What is required: Where does the string "Acri" appear in the records? Copy every line that contains it.

+-------+

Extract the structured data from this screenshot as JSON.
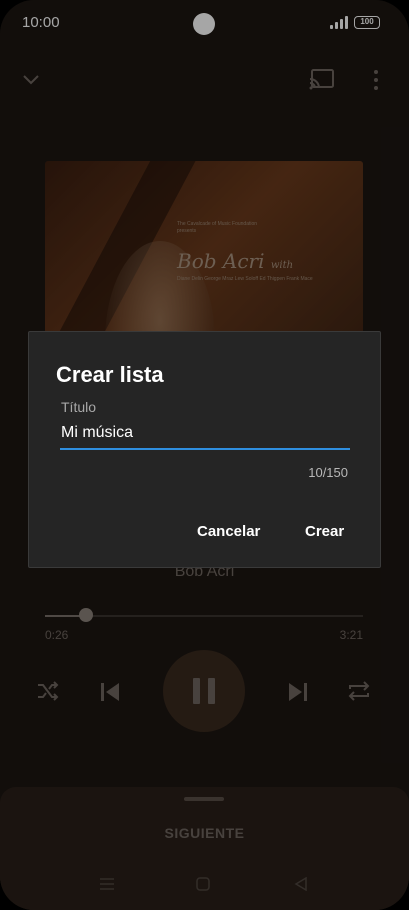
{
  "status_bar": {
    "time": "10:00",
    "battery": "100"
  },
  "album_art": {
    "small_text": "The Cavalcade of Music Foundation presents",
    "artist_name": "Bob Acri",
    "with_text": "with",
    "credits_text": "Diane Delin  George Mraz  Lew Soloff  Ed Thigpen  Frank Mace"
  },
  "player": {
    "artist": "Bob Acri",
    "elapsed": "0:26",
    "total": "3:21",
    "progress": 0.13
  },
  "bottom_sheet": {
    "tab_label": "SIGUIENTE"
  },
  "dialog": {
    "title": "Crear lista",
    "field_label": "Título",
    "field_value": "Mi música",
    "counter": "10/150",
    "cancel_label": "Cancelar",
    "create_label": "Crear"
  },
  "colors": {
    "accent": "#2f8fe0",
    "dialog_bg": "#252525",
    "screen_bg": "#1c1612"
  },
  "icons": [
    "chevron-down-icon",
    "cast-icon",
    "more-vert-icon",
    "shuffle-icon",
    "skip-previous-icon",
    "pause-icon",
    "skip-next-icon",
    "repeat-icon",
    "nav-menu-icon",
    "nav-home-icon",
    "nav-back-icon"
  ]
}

+-------+

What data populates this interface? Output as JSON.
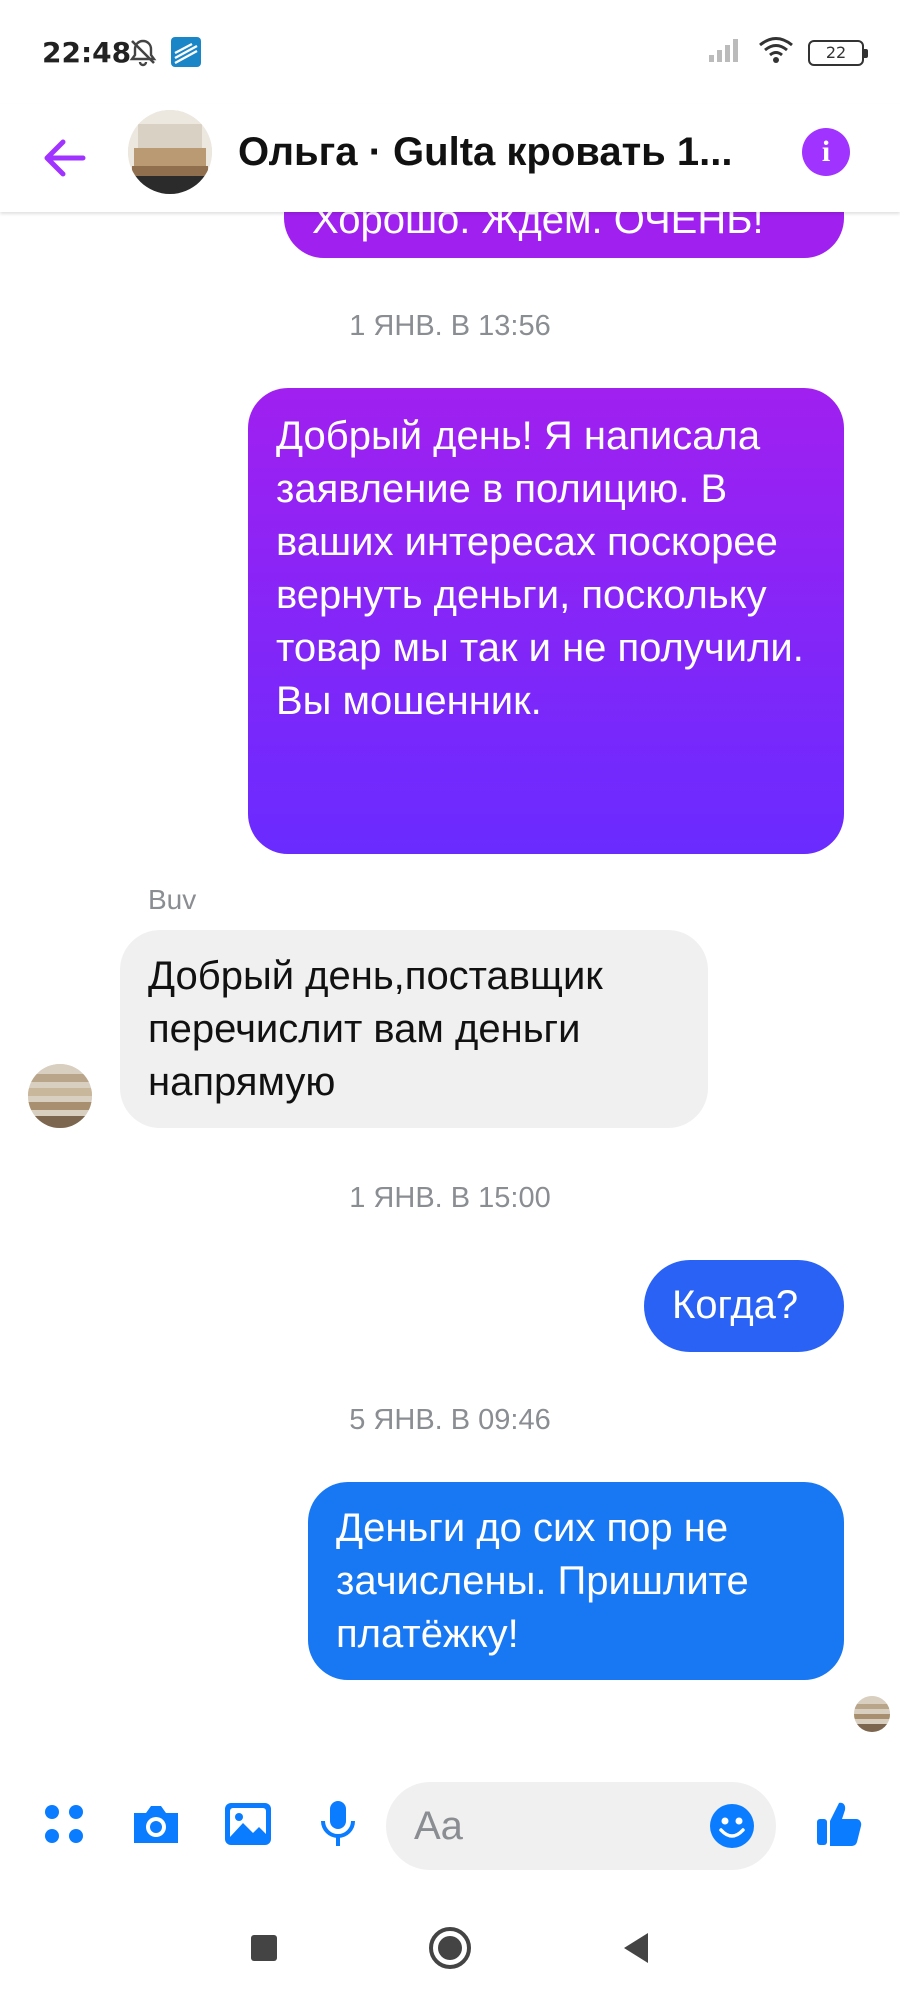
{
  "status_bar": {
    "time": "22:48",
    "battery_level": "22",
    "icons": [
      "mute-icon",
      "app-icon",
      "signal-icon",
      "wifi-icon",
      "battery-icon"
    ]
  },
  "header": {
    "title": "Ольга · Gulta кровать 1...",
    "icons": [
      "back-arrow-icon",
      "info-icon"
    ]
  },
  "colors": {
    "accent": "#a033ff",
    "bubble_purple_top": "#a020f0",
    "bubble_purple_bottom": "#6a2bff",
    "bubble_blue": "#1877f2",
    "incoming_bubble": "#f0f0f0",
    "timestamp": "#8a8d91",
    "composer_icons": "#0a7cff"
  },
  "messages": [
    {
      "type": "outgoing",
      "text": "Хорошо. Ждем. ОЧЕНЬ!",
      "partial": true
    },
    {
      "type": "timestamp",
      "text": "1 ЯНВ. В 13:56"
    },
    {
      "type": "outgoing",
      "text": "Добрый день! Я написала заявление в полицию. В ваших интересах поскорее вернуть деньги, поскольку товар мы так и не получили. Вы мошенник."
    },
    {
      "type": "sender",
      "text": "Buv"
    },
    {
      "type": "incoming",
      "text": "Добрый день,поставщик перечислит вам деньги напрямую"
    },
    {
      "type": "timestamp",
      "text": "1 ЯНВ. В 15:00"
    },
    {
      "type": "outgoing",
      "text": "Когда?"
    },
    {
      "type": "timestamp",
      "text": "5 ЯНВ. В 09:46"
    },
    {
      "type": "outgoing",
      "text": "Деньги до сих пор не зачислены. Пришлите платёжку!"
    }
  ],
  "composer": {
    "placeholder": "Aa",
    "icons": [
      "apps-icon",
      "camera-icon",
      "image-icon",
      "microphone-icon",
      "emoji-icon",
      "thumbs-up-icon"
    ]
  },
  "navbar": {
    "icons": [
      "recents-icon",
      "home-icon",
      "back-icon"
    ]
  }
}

+-------+

Solution:
    "artist_name": "Bob Acri",
    "artist": "Bob Acri",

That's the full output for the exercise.